Which lines in the records below contain the word "والشافعي"? Copy each of them.

>> BEGIN

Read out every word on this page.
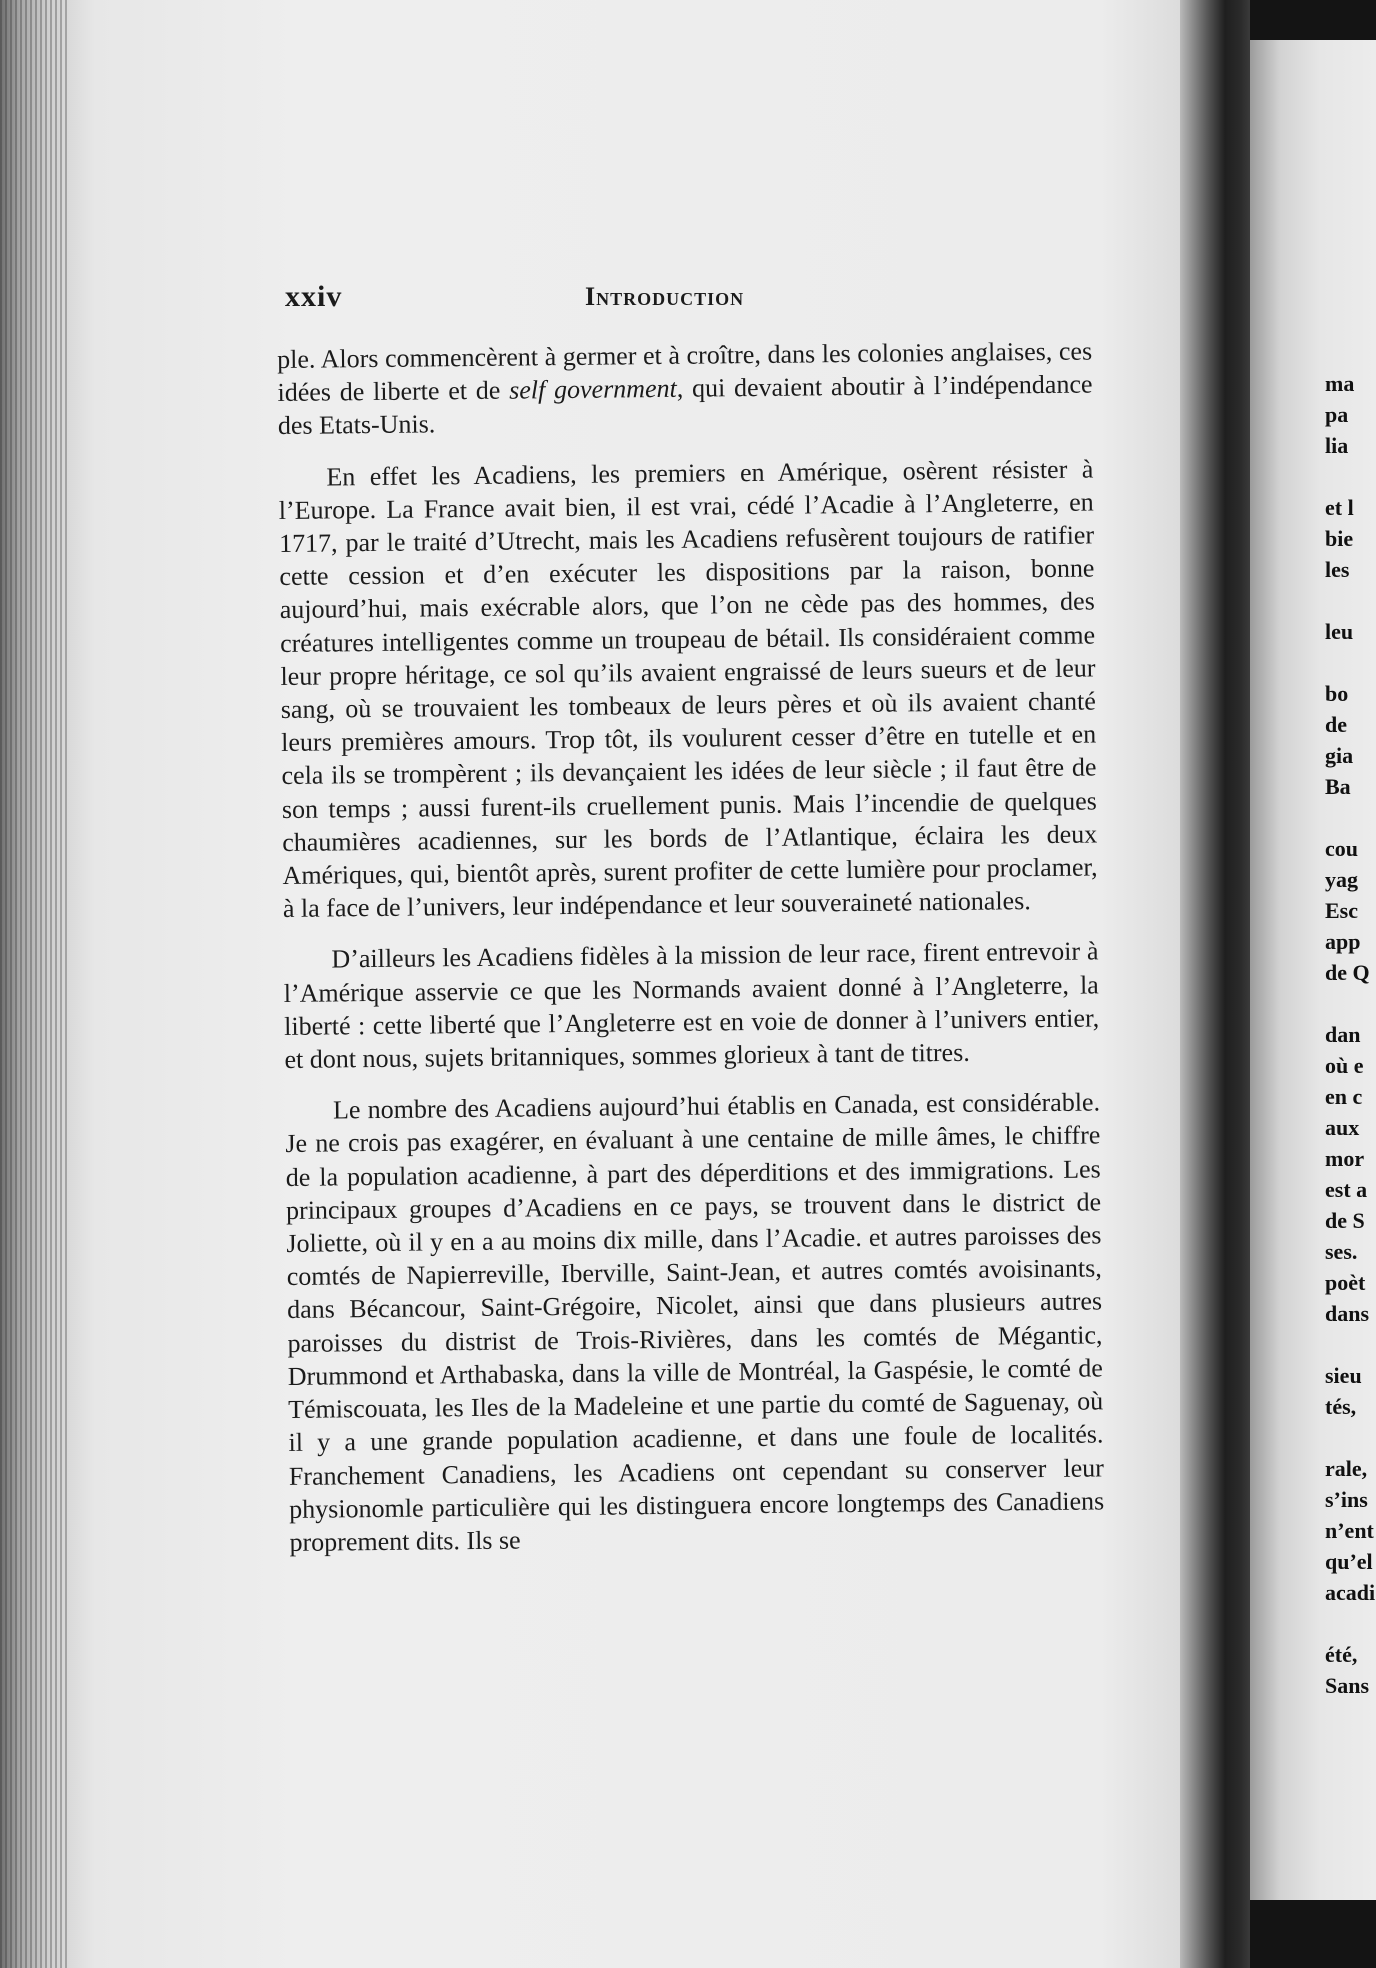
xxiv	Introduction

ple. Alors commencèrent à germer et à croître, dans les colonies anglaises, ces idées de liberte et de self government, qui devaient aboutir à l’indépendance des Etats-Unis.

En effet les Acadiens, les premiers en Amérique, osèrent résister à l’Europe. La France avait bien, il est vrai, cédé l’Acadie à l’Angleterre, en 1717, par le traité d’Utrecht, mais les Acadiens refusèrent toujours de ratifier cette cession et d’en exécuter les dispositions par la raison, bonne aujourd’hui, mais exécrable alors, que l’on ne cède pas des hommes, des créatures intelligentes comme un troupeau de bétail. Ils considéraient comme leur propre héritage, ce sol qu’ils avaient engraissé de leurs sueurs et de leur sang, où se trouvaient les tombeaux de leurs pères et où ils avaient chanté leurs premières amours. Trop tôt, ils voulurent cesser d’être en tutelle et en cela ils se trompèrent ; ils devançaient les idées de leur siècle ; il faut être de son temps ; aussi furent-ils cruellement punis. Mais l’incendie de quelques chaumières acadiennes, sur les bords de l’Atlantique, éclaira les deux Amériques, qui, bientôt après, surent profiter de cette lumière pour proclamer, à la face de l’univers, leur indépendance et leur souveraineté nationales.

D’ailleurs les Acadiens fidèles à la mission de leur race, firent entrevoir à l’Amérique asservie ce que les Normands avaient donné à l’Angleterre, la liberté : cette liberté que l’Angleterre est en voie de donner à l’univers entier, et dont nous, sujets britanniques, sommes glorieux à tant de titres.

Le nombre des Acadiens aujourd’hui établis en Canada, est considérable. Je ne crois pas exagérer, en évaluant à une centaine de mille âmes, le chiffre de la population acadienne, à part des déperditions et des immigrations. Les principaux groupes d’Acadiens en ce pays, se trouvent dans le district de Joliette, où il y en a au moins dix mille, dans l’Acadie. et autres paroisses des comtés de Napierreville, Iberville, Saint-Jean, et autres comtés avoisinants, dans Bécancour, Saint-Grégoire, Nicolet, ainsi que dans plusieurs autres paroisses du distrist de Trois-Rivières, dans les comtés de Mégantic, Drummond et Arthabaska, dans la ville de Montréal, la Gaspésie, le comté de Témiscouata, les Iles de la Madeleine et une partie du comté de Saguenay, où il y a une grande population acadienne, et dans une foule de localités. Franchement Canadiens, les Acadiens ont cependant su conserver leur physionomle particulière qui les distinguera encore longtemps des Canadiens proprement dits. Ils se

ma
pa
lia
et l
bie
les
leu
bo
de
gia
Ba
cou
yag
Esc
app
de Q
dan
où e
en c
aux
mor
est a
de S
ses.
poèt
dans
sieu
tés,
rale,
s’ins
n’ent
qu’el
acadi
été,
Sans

>> END
>> BEGIN

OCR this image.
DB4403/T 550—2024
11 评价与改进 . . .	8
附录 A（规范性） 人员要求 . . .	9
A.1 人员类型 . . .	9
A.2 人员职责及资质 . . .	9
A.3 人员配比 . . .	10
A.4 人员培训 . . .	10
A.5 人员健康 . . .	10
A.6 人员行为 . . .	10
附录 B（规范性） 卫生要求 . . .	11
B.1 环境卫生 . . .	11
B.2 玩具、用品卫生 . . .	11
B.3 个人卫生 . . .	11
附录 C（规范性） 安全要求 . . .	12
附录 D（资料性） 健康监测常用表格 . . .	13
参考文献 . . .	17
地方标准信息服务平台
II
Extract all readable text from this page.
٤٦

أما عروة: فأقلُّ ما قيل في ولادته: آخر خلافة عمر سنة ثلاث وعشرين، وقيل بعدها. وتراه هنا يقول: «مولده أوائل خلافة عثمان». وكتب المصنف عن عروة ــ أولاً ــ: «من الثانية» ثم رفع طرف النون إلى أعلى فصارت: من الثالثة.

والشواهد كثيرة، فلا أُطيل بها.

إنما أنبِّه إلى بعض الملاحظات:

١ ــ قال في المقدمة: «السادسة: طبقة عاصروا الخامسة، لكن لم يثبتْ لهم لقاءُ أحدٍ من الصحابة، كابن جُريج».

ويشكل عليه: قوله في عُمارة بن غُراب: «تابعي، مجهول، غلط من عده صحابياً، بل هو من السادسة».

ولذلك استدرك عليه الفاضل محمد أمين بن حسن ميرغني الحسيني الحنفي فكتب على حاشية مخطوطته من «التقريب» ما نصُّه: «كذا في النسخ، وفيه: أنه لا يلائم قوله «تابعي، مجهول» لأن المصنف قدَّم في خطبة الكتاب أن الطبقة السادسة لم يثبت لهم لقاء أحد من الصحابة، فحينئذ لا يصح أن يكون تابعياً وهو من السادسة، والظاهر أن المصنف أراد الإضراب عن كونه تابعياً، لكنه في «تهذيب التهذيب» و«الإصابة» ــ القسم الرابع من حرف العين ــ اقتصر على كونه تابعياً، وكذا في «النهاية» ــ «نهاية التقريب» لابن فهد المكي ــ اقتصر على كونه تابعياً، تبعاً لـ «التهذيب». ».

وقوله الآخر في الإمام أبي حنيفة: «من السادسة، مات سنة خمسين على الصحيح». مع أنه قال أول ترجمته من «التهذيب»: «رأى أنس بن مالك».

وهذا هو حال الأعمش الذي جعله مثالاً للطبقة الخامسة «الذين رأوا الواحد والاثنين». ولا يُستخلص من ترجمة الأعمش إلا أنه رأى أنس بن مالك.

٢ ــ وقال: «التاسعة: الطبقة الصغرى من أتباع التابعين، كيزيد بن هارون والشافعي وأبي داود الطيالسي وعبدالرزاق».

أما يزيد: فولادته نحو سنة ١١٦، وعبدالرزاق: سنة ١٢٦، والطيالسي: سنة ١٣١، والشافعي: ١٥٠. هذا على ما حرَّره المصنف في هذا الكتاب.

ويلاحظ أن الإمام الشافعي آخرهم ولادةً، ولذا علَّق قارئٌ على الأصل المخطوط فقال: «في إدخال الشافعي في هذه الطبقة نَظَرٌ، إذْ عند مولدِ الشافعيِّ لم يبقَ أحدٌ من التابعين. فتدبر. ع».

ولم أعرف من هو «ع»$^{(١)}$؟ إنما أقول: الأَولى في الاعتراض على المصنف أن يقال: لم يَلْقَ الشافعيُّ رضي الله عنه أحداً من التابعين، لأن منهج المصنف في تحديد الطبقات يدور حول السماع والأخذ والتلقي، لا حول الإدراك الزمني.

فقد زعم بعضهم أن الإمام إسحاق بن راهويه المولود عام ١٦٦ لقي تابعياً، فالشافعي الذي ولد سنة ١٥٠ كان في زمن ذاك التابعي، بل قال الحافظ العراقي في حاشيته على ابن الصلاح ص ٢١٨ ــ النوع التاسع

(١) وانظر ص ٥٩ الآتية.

>> END
>> BEGIN

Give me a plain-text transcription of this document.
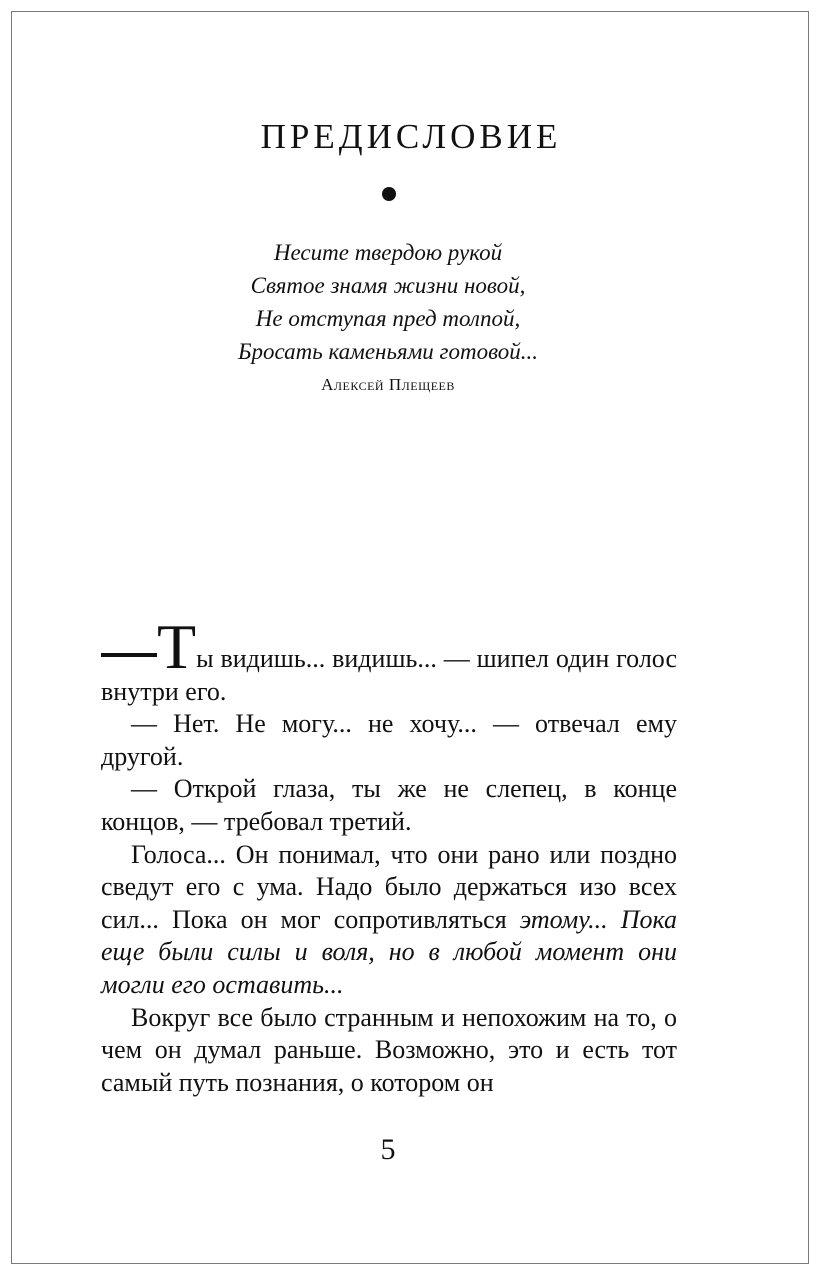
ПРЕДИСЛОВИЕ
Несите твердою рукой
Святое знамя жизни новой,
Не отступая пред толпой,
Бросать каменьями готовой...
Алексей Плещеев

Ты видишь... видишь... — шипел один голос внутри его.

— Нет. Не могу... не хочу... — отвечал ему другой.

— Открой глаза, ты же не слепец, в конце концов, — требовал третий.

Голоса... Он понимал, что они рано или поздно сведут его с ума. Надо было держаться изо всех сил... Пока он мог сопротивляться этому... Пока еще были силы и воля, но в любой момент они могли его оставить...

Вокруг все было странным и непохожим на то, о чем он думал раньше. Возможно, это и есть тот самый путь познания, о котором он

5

>> END

▶ _Answer to the problem_
٢ ــ وقال: «التاسعة: الطبقة الصغرى من أتباع التابعين، كيزيد بن هارون والشافعي وأبي داود الطيالسي وعبدالرزاق».
أما يزيد: فولادته نحو سنة ١١٦، وعبدالرزاق: سنة ١٢٦، والطيالسي: سنة ١٣١، والشافعي: ١٥٠. هذا على ما حرَّره المصنف في هذا الكتاب.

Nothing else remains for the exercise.